> [THE EXERCISE]:
Filter the records below down to lines containing "common".

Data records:
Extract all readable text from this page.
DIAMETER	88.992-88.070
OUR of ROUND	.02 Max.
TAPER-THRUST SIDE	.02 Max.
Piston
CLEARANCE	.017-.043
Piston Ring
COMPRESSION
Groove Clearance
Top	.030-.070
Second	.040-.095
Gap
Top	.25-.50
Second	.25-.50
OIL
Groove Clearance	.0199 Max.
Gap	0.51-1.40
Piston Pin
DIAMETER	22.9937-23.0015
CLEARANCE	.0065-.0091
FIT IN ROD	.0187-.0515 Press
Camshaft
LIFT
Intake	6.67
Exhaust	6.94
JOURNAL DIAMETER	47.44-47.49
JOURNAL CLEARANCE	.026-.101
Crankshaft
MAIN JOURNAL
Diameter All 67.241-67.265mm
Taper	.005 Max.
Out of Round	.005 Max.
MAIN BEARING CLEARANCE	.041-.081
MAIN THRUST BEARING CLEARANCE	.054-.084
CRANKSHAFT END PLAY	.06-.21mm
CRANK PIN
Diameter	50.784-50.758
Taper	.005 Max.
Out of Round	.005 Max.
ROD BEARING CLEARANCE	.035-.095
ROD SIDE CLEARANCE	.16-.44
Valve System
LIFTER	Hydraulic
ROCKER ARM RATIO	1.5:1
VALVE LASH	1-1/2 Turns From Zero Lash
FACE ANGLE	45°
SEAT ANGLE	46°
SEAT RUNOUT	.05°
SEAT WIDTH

...

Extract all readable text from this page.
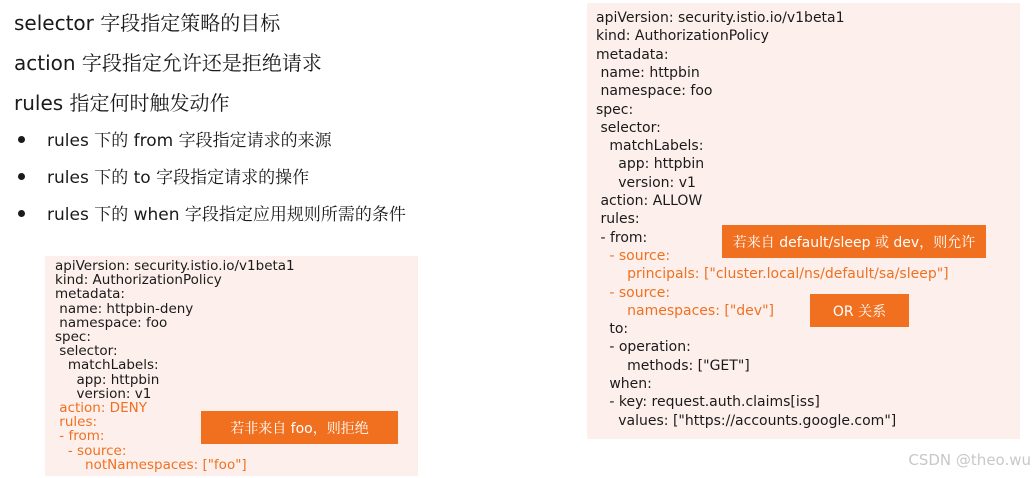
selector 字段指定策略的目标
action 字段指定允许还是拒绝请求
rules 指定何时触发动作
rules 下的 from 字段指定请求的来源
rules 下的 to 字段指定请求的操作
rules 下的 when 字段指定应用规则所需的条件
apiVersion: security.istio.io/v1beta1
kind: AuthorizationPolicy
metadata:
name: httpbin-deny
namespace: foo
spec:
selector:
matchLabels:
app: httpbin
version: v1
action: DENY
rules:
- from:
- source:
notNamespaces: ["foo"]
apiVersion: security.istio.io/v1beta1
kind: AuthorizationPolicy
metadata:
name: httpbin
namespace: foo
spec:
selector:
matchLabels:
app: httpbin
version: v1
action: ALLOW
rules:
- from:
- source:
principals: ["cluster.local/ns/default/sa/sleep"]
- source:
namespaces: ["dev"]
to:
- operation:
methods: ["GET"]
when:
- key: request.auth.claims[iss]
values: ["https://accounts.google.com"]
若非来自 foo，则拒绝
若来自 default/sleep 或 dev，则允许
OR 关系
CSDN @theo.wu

---

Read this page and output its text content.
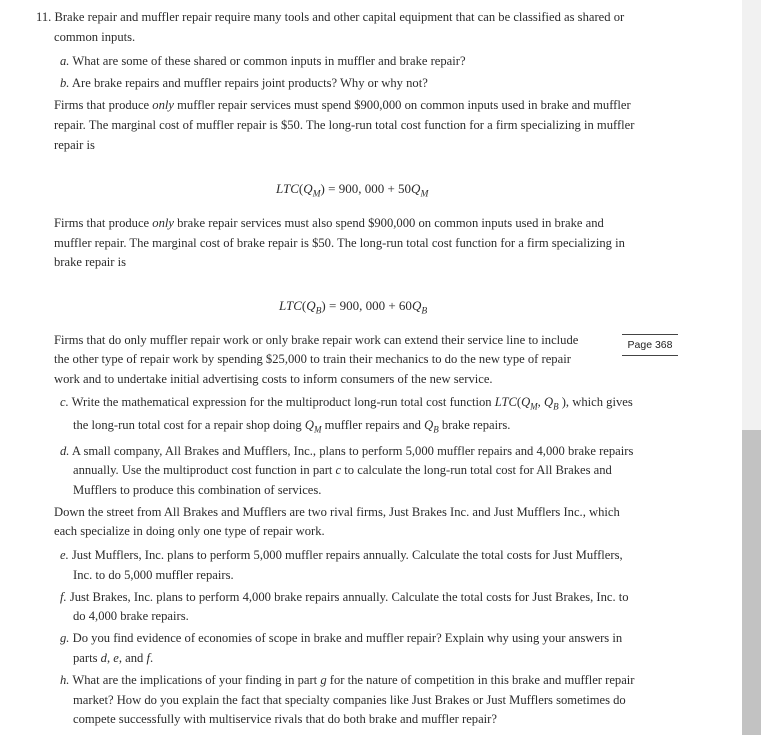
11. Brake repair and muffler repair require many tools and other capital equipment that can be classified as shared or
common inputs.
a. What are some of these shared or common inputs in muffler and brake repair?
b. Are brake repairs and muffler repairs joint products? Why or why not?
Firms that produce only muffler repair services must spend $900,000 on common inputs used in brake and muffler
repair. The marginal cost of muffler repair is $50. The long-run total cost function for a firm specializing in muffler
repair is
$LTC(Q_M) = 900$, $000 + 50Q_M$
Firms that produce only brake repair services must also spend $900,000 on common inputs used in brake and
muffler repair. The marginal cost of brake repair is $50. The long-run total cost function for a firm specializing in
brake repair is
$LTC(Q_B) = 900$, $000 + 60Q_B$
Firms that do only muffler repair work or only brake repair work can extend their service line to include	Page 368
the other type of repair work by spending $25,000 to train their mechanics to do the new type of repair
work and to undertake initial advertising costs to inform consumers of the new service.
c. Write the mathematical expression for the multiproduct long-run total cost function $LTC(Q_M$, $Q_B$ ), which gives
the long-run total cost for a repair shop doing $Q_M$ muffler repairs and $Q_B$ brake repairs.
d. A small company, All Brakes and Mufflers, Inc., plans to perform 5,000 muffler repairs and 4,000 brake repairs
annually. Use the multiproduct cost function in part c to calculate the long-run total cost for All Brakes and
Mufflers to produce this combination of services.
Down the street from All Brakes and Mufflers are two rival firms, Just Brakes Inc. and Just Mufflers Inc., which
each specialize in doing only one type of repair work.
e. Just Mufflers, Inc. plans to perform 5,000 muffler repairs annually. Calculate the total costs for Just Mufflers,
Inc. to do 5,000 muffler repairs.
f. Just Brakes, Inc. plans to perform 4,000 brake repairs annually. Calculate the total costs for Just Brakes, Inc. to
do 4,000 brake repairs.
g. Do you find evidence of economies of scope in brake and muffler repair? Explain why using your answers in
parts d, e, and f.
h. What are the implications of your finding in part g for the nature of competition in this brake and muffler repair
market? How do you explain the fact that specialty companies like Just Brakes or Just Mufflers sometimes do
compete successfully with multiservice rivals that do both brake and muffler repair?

> [SOLUTION FOR THIS PROBLEM]:
common inputs.
a. What are some of these shared or common inputs in muffler and brake repair?
Firms that produce only muffler repair services must spend $900,000 on common inputs used in brake and muffler
Firms that produce only brake repair services must also spend $900,000 on common inputs used in brake and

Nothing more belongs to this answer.